-- BEGIN Supplied information --

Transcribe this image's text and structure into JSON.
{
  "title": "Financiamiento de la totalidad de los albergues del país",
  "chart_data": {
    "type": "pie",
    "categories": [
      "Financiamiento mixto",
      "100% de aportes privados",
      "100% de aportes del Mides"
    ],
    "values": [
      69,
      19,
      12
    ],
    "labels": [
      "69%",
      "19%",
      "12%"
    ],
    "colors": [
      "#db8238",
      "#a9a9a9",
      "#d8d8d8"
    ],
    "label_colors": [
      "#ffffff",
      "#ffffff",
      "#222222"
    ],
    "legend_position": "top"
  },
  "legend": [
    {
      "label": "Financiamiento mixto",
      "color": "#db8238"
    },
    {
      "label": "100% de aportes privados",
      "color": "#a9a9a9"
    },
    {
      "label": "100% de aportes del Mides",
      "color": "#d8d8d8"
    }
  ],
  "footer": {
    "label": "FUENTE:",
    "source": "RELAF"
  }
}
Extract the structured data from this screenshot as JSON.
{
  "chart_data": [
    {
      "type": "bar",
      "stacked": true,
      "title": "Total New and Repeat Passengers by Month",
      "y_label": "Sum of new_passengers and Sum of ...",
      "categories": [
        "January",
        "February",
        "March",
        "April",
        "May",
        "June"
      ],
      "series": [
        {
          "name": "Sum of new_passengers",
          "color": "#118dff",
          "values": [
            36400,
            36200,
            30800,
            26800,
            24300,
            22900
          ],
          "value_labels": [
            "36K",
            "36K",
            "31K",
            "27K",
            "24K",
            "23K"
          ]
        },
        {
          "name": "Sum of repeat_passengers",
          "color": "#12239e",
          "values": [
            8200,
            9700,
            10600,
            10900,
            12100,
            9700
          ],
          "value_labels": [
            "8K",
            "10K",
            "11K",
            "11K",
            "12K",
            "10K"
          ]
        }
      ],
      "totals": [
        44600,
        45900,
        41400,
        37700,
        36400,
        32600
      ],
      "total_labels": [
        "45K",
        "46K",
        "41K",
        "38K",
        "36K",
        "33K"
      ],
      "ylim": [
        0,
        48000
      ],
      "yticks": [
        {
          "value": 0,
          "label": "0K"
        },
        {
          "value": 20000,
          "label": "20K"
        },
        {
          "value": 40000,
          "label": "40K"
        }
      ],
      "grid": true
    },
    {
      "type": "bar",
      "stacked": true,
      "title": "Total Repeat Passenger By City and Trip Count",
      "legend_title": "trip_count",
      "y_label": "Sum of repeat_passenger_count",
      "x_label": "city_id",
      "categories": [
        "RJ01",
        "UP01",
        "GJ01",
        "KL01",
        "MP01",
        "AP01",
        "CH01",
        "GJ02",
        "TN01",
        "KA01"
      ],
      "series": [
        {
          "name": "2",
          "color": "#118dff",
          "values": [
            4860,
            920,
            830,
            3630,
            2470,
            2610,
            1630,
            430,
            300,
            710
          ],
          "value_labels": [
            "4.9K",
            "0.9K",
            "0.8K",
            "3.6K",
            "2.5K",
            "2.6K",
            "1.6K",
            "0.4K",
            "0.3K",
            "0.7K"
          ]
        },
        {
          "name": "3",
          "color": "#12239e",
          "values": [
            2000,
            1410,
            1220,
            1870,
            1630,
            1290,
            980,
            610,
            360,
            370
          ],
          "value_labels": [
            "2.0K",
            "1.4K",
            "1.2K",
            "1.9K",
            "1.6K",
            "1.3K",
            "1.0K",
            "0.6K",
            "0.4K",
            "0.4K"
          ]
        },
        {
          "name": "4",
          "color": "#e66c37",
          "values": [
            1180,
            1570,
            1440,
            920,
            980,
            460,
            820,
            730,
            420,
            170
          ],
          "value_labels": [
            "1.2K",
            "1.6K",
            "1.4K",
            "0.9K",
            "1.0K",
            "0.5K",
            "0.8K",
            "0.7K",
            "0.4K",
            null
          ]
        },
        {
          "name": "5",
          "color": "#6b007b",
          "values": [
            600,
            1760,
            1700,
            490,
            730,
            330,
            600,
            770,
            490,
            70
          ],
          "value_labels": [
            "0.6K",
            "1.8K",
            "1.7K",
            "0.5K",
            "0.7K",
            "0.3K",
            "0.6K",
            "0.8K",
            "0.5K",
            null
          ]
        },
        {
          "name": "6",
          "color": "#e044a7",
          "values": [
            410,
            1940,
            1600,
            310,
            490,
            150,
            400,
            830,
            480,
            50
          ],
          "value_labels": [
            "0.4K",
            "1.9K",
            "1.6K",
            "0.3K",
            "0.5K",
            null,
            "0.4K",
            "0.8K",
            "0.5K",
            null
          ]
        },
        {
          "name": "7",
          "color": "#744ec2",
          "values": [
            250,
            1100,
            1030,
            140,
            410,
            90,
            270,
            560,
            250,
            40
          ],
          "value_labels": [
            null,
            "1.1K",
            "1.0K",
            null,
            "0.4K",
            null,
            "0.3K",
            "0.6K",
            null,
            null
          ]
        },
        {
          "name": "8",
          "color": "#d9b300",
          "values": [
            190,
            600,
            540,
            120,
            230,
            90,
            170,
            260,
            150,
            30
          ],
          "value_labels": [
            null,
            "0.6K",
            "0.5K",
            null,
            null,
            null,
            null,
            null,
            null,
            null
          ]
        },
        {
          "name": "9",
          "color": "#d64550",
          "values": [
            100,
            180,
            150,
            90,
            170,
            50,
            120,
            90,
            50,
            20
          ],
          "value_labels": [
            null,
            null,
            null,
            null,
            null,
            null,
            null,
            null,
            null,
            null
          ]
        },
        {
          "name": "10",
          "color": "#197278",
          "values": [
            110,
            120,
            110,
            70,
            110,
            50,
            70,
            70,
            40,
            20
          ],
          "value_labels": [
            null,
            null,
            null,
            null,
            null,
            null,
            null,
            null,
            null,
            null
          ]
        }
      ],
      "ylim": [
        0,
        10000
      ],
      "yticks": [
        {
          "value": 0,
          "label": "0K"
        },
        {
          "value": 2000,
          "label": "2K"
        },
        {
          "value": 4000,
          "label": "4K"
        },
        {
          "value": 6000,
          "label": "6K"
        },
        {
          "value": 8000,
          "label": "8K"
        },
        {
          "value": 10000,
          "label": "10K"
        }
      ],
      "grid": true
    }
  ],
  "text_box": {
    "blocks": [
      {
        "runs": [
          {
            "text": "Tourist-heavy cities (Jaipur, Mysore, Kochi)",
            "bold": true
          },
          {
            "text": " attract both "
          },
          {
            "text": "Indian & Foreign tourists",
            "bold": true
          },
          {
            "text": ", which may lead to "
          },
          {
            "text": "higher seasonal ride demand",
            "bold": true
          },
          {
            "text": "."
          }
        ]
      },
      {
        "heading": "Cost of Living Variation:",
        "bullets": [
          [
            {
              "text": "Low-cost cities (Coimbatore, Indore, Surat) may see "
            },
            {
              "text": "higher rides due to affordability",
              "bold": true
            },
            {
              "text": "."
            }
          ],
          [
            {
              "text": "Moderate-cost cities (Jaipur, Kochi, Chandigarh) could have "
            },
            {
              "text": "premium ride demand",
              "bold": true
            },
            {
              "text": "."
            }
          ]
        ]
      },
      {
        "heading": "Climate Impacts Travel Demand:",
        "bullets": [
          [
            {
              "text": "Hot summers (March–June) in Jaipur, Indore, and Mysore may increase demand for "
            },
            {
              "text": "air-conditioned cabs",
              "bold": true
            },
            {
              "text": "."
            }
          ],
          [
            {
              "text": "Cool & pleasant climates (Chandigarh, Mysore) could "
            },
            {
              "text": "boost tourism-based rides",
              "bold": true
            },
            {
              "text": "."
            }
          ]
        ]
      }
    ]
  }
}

-- END Supplied information --

» What you should do: Write the material out exactly, with nothing left out.

» Correct output:
Transcribe this image's text and structure into JSON.
{
  "title": "Financiamiento de la totalidad de los albergues del país",
  "chart_data": {
    "type": "pie",
    "categories": [
      "Financiamiento mixto",
      "100% de aportes privados",
      "100% de aportes del Mides"
    ],
    "values": [
      69,
      19,
      12
    ],
    "labels": [
      "69%",
      "19%",
      "12%"
    ],
    "colors": [
      "#db8238",
      "#a9a9a9",
      "#d8d8d8"
    ],
    "label_colors": [
      "#ffffff",
      "#ffffff",
      "#222222"
    ],
    "legend_position": "top"
  },
  "legend": [
    {
      "label": "Financiamiento mixto",
      "color": "#db8238"
    },
    {
      "label": "100% de aportes privados",
      "color": "#a9a9a9"
    },
    {
      "label": "100% de aportes del Mides",
      "color": "#d8d8d8"
    }
  ],
  "footer": {
    "label": "FUENTE:",
    "source": "RELAF"
  }
}
Extract the structured data from this screenshot as JSON.
{
  "chart_data": [
    {
      "type": "bar",
      "stacked": true,
      "title": "Total New and Repeat Passengers by Month",
      "y_label": "Sum of new_passengers and Sum of ...",
      "categories": [
        "January",
        "February",
        "March",
        "April",
        "May",
        "June"
      ],
      "series": [
        {
          "name": "Sum of new_passengers",
          "color": "#118dff",
          "values": [
            36400,
            36200,
            30800,
            26800,
            24300,
            22900
          ],
          "value_labels": [
            "36K",
            "36K",
            "31K",
            "27K",
            "24K",
            "23K"
          ]
        },
        {
          "name": "Sum of repeat_passengers",
          "color": "#12239e",
          "values": [
            8200,
            9700,
            10600,
            10900,
            12100,
            9700
          ],
          "value_labels": [
            "8K",
            "10K",
            "11K",
            "11K",
            "12K",
            "10K"
          ]
        }
      ],
      "totals": [
        44600,
        45900,
        41400,
        37700,
        36400,
        32600
      ],
      "total_labels": [
        "45K",
        "46K",
        "41K",
        "38K",
        "36K",
        "33K"
      ],
      "ylim": [
        0,
        48000
      ],
      "yticks": [
        {
          "value": 0,
          "label": "0K"
        },
        {
          "value": 20000,
          "label": "20K"
        },
        {
          "value": 40000,
          "label": "40K"
        }
      ],
      "grid": true
    },
    {
      "type": "bar",
      "stacked": true,
      "title": "Total Repeat Passenger By City and Trip Count",
      "legend_title": "trip_count",
      "y_label": "Sum of repeat_passenger_count",
      "x_label": "city_id",
      "categories": [
        "RJ01",
        "UP01",
        "GJ01",
        "KL01",
        "MP01",
        "AP01",
        "CH01",
        "GJ02",
        "TN01",
        "KA01"
      ],
      "series": [
        {
          "name": "2",
          "color": "#118dff",
          "values": [
            4860,
            920,
            830,
            3630,
            2470,
            2610,
            1630,
            430,
            300,
            710
          ],
          "value_labels": [
            "4.9K",
            "0.9K",
            "0.8K",
            "3.6K",
            "2.5K",
            "2.6K",
            "1.6K",
            "0.4K",
            "0.3K",
            "0.7K"
          ]
        },
        {
          "name": "3",
          "color": "#12239e",
          "values": [
            2000,
            1410,
            1220,
            1870,
            1630,
            1290,
            980,
            610,
            360,
            370
          ],
          "value_labels": [
            "2.0K",
            "1.4K",
            "1.2K",
            "1.9K",
            "1.6K",
            "1.3K",
            "1.0K",
            "0.6K",
            "0.4K",
            "0.4K"
          ]
        },
        {
          "name": "4",
          "color": "#e66c37",
          "values": [
            1180,
            1570,
            1440,
            920,
            980,
            460,
            820,
            730,
            420,
            170
          ],
          "value_labels": [
            "1.2K",
            "1.6K",
            "1.4K",
            "0.9K",
            "1.0K",
            "0.5K",
            "0.8K",
            "0.7K",
            "0.4K",
            null
          ]
        },
        {
          "name": "5",
          "color": "#6b007b",
          "values": [
            600,
            1760,
            1700,
            490,
            730,
            330,
            600,
            770,
            490,
            70
          ],
          "value_labels": [
            "0.6K",
            "1.8K",
            "1.7K",
            "0.5K",
            "0.7K",
            "0.3K",
            "0.6K",
            "0.8K",
            "0.5K",
            null
          ]
        },
        {
          "name": "6",
          "color": "#e044a7",
          "values": [
            410,
            1940,
            1600,
            310,
            490,
            150,
            400,
            830,
            480,
            50
          ],
          "value_labels": [
            "0.4K",
            "1.9K",
            "1.6K",
            "0.3K",
            "0.5K",
            null,
            "0.4K",
            "0.8K",
            "0.5K",
            null
          ]
        },
        {
          "name": "7",
          "color": "#744ec2",
          "values": [
            250,
            1100,
            1030,
            140,
            410,
            90,
            270,
            560,
            250,
            40
          ],
          "value_labels": [
            null,
            "1.1K",
            "1.0K",
            null,
            "0.4K",
            null,
            "0.3K",
            "0.6K",
            null,
            null
          ]
        },
        {
          "name": "8",
          "color": "#d9b300",
          "values": [
            190,
            600,
            540,
            120,
            230,
            90,
            170,
            260,
            150,
            30
          ],
          "value_labels": [
            null,
            "0.6K",
            "0.5K",
            null,
            null,
            null,
            null,
            null,
            null,
            null
          ]
        },
        {
          "name": "9",
          "color": "#d64550",
          "values": [
            100,
            180,
            150,
            90,
            170,
            50,
            120,
            90,
            50,
            20
          ],
          "value_labels": [
            null,
            null,
            null,
            null,
            null,
            null,
            null,
            null,
            null,
            null
          ]
        },
        {
          "name": "10",
          "color": "#197278",
          "values": [
            110,
            120,
            110,
            70,
            110,
            50,
            70,
            70,
            40,
            20
          ],
          "value_labels": [
            null,
            null,
            null,
            null,
            null,
            null,
            null,
            null,
            null,
            null
          ]
        }
      ],
      "ylim": [
        0,
        10000
      ],
      "yticks": [
        {
          "value": 0,
          "label": "0K"
        },
        {
          "value": 2000,
          "label": "2K"
        },
        {
          "value": 4000,
          "label": "4K"
        },
        {
          "value": 6000,
          "label": "6K"
        },
        {
          "value": 8000,
          "label": "8K"
        },
        {
          "value": 10000,
          "label": "10K"
        }
      ],
      "grid": true
    }
  ],
  "text_box": {
    "blocks": [
      {
        "runs": [
          {
            "text": "Tourist-heavy cities (Jaipur, Mysore, Kochi)",
            "bold": true
          },
          {
            "text": " attract both "
          },
          {
            "text": "Indian & Foreign tourists",
            "bold": true
          },
          {
            "text": ", which may lead to "
          },
          {
            "text": "higher seasonal ride demand",
            "bold": true
          },
          {
            "text": "."
          }
        ]
      },
      {
        "heading": "Cost of Living Variation:",
        "bullets": [
          [
            {
              "text": "Low-cost cities (Coimbatore, Indore, Surat) may see "
            },
            {
              "text": "higher rides due to affordability",
              "bold": true
            },
            {
              "text": "."
            }
          ],
          [
            {
              "text": "Moderate-cost cities (Jaipur, Kochi, Chandigarh) could have "
            },
            {
              "text": "premium ride demand",
              "bold": true
            },
            {
              "text": "."
            }
          ]
        ]
      },
      {
        "heading": "Climate Impacts Travel Demand:",
        "bullets": [
          [
            {
              "text": "Hot summers (March–June) in Jaipur, Indore, and Mysore may increase demand for "
            },
            {
              "text": "air-conditioned cabs",
              "bold": true
            },
            {
              "text": "."
            }
          ],
          [
            {
              "text": "Cool & pleasant climates (Chandigarh, Mysore) could "
            },
            {
              "text": "boost tourism-based rides",
              "bold": true
            },
            {
              "text": "."
            }
          ]
        ]
      }
    ]
  }
}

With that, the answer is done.